- TASK TO COMPLETE: Extract every record, keeping each one exactly as it is.

Data entries:
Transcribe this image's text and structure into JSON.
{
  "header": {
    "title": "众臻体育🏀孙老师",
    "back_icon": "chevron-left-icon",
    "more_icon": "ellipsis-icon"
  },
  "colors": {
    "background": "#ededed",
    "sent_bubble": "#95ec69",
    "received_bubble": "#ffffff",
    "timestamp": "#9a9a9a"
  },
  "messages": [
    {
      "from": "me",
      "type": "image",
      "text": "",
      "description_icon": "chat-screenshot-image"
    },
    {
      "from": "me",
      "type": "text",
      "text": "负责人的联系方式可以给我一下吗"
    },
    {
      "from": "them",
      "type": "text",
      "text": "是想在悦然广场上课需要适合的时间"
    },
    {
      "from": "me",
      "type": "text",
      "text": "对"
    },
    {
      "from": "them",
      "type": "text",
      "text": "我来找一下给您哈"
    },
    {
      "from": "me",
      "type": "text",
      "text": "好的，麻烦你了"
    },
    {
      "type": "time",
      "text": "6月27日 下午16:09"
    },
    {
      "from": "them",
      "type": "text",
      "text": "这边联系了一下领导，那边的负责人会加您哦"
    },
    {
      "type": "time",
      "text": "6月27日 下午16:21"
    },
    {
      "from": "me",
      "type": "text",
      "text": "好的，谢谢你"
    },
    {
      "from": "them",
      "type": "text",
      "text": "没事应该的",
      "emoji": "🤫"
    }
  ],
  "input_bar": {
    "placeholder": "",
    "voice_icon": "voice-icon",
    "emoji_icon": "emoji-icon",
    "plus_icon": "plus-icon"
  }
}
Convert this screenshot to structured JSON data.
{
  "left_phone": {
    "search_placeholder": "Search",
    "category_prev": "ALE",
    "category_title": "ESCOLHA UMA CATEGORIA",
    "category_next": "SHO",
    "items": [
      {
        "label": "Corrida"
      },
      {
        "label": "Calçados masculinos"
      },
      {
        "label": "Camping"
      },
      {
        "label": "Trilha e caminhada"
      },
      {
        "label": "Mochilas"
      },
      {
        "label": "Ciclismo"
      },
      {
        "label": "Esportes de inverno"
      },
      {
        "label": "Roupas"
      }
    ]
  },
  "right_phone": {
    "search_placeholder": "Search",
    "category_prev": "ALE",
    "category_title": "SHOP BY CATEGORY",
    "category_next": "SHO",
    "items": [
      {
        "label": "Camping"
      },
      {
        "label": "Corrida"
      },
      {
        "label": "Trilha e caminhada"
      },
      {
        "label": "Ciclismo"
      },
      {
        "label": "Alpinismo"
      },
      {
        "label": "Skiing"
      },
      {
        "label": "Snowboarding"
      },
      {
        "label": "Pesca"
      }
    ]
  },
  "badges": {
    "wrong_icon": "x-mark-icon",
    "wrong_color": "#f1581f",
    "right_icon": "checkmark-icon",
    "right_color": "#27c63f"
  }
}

- ANSWER TO THIS PROBLEM:
Transcribe this image's text and structure into JSON.
{
  "header": {
    "title": "众臻体育🏀孙老师",
    "back_icon": "chevron-left-icon",
    "more_icon": "ellipsis-icon"
  },
  "colors": {
    "background": "#ededed",
    "sent_bubble": "#95ec69",
    "received_bubble": "#ffffff",
    "timestamp": "#9a9a9a"
  },
  "messages": [
    {
      "from": "me",
      "type": "image",
      "text": "",
      "description_icon": "chat-screenshot-image"
    },
    {
      "from": "me",
      "type": "text",
      "text": "负责人的联系方式可以给我一下吗"
    },
    {
      "from": "them",
      "type": "text",
      "text": "是想在悦然广场上课需要适合的时间"
    },
    {
      "from": "me",
      "type": "text",
      "text": "对"
    },
    {
      "from": "them",
      "type": "text",
      "text": "我来找一下给您哈"
    },
    {
      "from": "me",
      "type": "text",
      "text": "好的，麻烦你了"
    },
    {
      "type": "time",
      "text": "6月27日 下午16:09"
    },
    {
      "from": "them",
      "type": "text",
      "text": "这边联系了一下领导，那边的负责人会加您哦"
    },
    {
      "type": "time",
      "text": "6月27日 下午16:21"
    },
    {
      "from": "me",
      "type": "text",
      "text": "好的，谢谢你"
    },
    {
      "from": "them",
      "type": "text",
      "text": "没事应该的",
      "emoji": "🤫"
    }
  ],
  "input_bar": {
    "placeholder": "",
    "voice_icon": "voice-icon",
    "emoji_icon": "emoji-icon",
    "plus_icon": "plus-icon"
  }
}
Convert this screenshot to structured JSON data.
{
  "left_phone": {
    "search_placeholder": "Search",
    "category_prev": "ALE",
    "category_title": "ESCOLHA UMA CATEGORIA",
    "category_next": "SHO",
    "items": [
      {
        "label": "Corrida"
      },
      {
        "label": "Calçados masculinos"
      },
      {
        "label": "Camping"
      },
      {
        "label": "Trilha e caminhada"
      },
      {
        "label": "Mochilas"
      },
      {
        "label": "Ciclismo"
      },
      {
        "label": "Esportes de inverno"
      },
      {
        "label": "Roupas"
      }
    ]
  },
  "right_phone": {
    "search_placeholder": "Search",
    "category_prev": "ALE",
    "category_title": "SHOP BY CATEGORY",
    "category_next": "SHO",
    "items": [
      {
        "label": "Camping"
      },
      {
        "label": "Corrida"
      },
      {
        "label": "Trilha e caminhada"
      },
      {
        "label": "Ciclismo"
      },
      {
        "label": "Alpinismo"
      },
      {
        "label": "Skiing"
      },
      {
        "label": "Snowboarding"
      },
      {
        "label": "Pesca"
      }
    ]
  },
  "badges": {
    "wrong_icon": "x-mark-icon",
    "wrong_color": "#f1581f",
    "right_icon": "checkmark-icon",
    "right_color": "#27c63f"
  }
}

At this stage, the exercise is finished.